**OBJECTIVE**
Pick out the lines containing "的交点的横坐标为".

**DATA ENTRIES**
◇ ◇ ◇ ◇
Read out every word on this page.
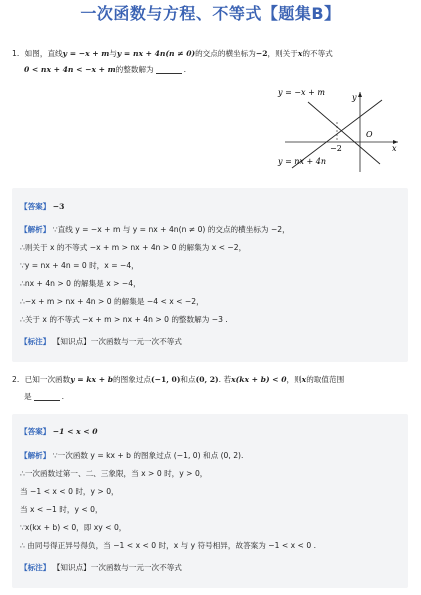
一次函数与方程、不等式【题集B】
1. 如图，直线y = −x + m与y = nx + 4n(n ≠ 0)的交点的横坐标为−2，则关于x的不等式
0 < nx + 4n < −x + m的整数解为	.
y = −x + m
y = nx + 4n
y
x
O
−2
【答案】 −3
【解析】 ∵直线 y = −x + m 与 y = nx + 4n(n ≠ 0) 的交点的横坐标为 −2，
∴则关于 x 的不等式 −x + m > nx + 4n > 0 的解集为 x < −2，
∵y = nx + 4n = 0 时，x = −4，
∴nx + 4n > 0 的解集是 x > −4，
∴−x + m > nx + 4n > 0 的解集是 −4 < x < −2，
∴关于 x 的不等式 −x + m > nx + 4n > 0 的整数解为 −3 .
【标注】 【知识点】一次函数与一元一次不等式
2. 已知一次函数y = kx + b的图象过点(−1, 0)和点(0, 2). 若x(kx + b) < 0，则x的取值范围
是	.
【答案】 −1 < x < 0
【解析】 ∵一次函数 y = kx + b 的图象过点 (−1, 0) 和点 (0, 2).
∴一次函数过第一、二、三象限，当 x > 0 时，y > 0，
当 −1 < x < 0 时，y > 0，
当 x < −1 时，y < 0，
∵x(kx + b) < 0，即 xy < 0，
∴ 由同号得正异号得负，当 −1 < x < 0 时，x 与 y 符号相异，故答案为 −1 < x < 0 .
【标注】 【知识点】一次函数与一元一次不等式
◇ ◇ ◇ ◇
**CORRECT RESULT**
1. 如图，直线y = −x + m与y = nx + 4n(n ≠ 0)的交点的横坐标为−2，则关于x的不等式
【解析】 ∵直线 y = −x + m 与 y = nx + 4n(n ≠ 0) 的交点的横坐标为 −2，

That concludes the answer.